Among the entries that follow, how many lines contain the word "title"? Give the number alone.
[Start of section]
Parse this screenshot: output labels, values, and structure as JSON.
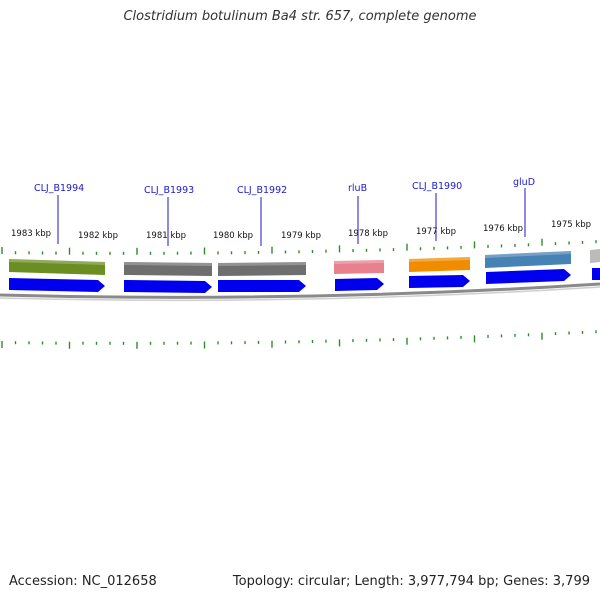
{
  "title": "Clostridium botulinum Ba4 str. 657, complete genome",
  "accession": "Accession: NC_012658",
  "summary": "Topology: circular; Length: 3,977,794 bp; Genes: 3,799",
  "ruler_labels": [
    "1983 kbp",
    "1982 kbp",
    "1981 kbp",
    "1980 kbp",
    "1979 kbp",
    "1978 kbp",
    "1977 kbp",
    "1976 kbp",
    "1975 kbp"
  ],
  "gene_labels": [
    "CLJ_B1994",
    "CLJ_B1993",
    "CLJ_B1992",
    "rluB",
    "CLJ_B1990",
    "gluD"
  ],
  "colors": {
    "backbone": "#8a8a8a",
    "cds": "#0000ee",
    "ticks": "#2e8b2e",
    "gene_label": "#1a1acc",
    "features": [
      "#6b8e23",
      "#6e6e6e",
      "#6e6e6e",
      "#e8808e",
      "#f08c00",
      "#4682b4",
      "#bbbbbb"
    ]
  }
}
[End of section]
[Start of section]
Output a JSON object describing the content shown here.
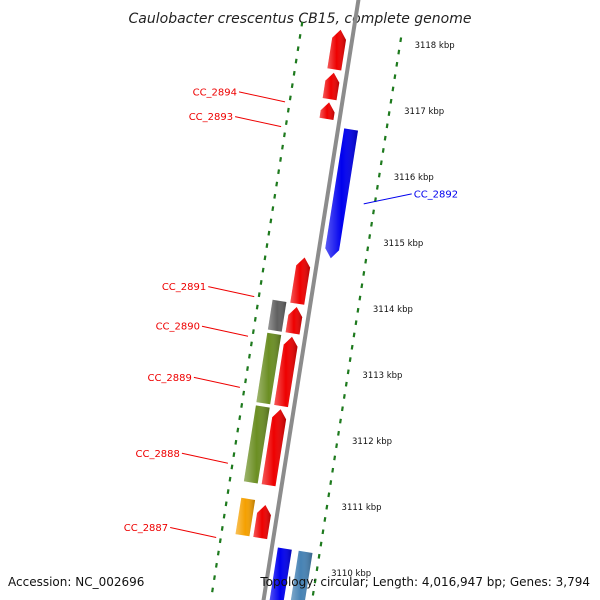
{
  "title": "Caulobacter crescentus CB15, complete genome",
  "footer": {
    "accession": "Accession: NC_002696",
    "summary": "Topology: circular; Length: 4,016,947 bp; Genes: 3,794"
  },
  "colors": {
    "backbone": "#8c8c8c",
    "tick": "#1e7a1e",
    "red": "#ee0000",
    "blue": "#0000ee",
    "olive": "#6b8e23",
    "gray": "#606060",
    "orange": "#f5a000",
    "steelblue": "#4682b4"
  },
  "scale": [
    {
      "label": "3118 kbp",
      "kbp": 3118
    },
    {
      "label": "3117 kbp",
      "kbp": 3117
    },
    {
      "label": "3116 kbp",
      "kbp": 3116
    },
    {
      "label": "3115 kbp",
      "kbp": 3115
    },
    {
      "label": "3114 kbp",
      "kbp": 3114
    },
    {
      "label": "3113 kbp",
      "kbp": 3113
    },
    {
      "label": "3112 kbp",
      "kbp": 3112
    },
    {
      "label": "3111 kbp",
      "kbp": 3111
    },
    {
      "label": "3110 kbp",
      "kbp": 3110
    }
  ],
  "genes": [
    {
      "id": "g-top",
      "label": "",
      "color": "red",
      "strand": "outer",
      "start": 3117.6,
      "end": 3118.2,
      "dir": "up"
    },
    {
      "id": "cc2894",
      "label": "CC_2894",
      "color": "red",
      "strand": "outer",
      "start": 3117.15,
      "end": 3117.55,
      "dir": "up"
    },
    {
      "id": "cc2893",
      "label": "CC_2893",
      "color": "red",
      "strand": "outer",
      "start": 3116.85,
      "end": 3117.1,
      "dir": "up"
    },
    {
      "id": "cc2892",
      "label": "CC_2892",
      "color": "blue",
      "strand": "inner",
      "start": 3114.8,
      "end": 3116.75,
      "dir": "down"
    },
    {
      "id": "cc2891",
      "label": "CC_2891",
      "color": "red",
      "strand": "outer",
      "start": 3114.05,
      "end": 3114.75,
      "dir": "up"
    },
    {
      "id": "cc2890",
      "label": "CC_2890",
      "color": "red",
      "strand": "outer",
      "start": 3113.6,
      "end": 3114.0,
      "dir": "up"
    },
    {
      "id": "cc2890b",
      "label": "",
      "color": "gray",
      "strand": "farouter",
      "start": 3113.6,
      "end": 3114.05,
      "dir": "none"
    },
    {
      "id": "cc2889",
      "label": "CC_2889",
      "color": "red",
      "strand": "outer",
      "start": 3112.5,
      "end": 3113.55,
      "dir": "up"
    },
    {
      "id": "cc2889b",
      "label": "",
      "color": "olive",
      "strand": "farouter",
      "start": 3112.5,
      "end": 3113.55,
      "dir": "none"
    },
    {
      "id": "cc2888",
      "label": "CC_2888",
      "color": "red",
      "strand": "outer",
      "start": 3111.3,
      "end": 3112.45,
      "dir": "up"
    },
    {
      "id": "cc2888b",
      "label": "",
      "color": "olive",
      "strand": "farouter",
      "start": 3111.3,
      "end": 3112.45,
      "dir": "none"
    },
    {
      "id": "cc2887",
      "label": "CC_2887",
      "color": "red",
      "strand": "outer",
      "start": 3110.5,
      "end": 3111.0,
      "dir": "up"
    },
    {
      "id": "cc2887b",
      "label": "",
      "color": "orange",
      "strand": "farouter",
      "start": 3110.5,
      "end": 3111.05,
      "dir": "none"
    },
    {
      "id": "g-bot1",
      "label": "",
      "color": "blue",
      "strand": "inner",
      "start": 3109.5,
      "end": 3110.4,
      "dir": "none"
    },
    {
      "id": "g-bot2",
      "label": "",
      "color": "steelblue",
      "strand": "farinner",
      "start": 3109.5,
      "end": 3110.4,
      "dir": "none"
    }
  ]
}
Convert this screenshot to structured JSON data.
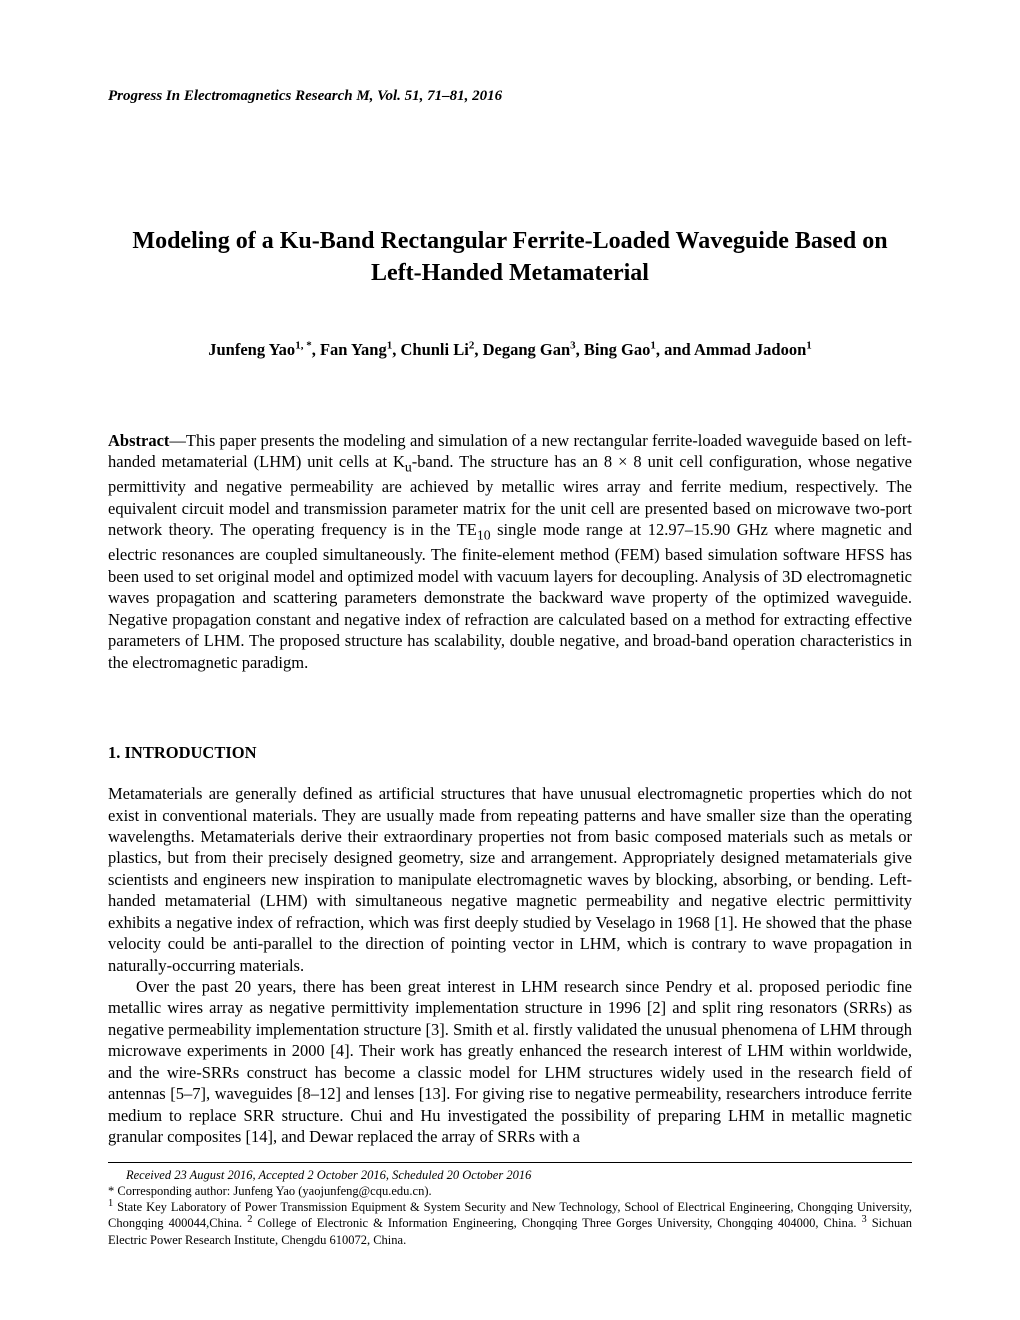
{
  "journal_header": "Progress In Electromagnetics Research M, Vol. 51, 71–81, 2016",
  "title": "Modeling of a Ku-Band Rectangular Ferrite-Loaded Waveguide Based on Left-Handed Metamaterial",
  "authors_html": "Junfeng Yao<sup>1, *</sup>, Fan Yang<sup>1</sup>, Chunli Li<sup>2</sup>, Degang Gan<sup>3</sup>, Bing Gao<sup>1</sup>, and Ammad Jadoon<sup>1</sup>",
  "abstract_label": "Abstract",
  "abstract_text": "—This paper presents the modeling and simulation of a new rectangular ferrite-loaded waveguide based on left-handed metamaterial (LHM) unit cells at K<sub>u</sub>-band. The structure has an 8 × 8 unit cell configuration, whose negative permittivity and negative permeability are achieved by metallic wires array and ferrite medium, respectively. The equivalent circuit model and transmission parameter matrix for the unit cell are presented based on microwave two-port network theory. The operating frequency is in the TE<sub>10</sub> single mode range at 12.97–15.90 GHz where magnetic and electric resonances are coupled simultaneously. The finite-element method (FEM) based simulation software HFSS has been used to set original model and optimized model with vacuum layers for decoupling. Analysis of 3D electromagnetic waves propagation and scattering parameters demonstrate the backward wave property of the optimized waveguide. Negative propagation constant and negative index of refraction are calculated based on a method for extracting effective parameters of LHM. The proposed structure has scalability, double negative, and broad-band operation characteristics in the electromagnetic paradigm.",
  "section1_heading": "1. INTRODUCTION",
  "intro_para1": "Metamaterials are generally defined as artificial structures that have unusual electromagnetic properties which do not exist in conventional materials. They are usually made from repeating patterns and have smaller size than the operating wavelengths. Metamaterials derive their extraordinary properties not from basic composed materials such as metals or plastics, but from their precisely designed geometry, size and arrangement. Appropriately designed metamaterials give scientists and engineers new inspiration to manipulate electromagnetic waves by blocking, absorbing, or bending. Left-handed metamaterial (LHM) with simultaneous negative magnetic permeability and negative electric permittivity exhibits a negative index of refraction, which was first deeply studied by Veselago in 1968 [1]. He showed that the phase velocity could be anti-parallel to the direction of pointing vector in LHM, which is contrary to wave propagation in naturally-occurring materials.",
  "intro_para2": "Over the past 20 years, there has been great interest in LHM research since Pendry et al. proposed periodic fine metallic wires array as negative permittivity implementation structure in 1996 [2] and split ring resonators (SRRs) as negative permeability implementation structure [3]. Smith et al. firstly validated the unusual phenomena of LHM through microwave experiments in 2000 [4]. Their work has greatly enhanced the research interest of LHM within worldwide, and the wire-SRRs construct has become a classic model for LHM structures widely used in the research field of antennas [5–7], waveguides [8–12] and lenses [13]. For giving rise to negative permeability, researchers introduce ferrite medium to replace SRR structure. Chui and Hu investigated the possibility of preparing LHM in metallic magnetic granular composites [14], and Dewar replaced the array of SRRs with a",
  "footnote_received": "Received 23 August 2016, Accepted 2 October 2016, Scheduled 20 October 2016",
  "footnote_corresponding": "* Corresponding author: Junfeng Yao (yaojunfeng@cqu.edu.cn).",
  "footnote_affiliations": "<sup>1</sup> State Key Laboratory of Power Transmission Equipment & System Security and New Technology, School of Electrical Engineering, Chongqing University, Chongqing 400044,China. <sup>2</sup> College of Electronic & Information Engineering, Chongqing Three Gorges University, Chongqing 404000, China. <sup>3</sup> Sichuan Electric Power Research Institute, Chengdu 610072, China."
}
[End of section]
[Start of section]
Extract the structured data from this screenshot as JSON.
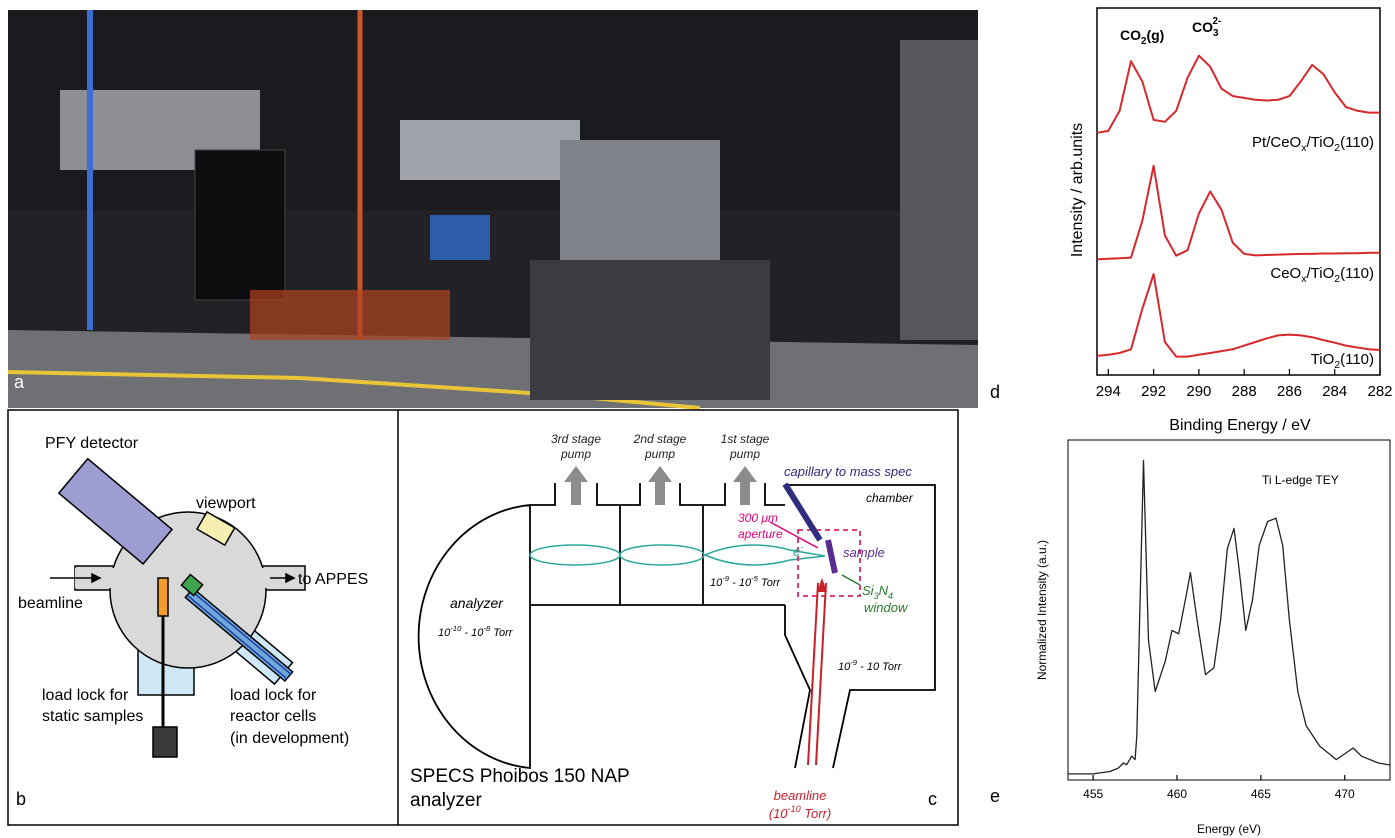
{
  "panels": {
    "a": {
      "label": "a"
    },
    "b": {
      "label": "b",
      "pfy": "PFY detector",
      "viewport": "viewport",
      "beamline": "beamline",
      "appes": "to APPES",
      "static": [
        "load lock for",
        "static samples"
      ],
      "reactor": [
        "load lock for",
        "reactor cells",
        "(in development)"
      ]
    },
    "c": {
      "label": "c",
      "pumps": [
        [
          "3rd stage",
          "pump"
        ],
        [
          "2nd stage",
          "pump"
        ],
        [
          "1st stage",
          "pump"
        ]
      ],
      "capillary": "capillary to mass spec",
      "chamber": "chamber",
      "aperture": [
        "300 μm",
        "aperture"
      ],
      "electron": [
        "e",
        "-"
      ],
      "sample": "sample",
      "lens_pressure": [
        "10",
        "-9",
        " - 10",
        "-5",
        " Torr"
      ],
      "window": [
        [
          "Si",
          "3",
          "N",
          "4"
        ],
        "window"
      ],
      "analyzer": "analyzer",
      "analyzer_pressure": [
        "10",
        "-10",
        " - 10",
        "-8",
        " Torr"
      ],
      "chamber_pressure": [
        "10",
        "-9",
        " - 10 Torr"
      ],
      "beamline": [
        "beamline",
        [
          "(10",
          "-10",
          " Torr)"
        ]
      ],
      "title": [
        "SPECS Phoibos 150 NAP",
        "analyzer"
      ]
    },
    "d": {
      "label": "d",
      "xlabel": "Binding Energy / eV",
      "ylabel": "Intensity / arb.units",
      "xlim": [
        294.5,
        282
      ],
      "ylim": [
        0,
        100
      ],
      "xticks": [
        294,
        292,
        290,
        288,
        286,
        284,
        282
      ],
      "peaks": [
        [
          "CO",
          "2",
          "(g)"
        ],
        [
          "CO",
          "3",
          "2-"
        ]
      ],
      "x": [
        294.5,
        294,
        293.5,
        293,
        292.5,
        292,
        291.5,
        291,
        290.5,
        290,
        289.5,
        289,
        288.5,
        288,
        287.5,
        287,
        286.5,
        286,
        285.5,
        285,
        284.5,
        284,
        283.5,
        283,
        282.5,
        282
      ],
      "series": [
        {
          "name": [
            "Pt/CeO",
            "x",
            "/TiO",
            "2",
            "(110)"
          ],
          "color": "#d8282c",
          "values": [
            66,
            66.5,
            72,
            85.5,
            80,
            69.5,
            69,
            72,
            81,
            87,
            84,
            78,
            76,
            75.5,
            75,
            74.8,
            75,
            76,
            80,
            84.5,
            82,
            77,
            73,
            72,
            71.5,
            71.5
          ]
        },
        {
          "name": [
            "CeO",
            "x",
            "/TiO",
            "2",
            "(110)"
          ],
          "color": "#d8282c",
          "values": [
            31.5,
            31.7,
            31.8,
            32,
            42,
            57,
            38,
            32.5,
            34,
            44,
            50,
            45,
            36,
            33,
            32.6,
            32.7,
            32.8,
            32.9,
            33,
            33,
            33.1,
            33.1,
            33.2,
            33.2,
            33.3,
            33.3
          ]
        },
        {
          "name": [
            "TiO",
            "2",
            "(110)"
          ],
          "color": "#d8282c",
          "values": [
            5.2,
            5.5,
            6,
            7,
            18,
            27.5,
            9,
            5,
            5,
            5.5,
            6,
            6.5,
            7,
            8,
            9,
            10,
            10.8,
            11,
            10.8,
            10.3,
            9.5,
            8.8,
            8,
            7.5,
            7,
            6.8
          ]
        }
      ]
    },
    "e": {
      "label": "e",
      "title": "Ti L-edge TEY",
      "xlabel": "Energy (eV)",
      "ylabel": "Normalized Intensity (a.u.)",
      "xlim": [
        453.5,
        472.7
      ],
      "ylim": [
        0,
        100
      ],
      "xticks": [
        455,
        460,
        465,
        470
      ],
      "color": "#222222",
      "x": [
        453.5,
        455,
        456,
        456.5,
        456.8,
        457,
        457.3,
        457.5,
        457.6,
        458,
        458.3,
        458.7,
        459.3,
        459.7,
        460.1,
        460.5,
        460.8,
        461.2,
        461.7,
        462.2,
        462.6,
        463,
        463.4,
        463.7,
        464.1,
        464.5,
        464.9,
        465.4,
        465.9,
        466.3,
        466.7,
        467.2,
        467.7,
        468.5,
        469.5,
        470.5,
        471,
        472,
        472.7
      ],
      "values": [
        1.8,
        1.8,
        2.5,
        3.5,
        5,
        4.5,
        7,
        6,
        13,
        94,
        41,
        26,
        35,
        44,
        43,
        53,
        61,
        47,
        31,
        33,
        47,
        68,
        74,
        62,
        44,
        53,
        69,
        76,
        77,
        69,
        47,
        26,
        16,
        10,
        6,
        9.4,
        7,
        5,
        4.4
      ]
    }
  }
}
[End of section]
Answer below
5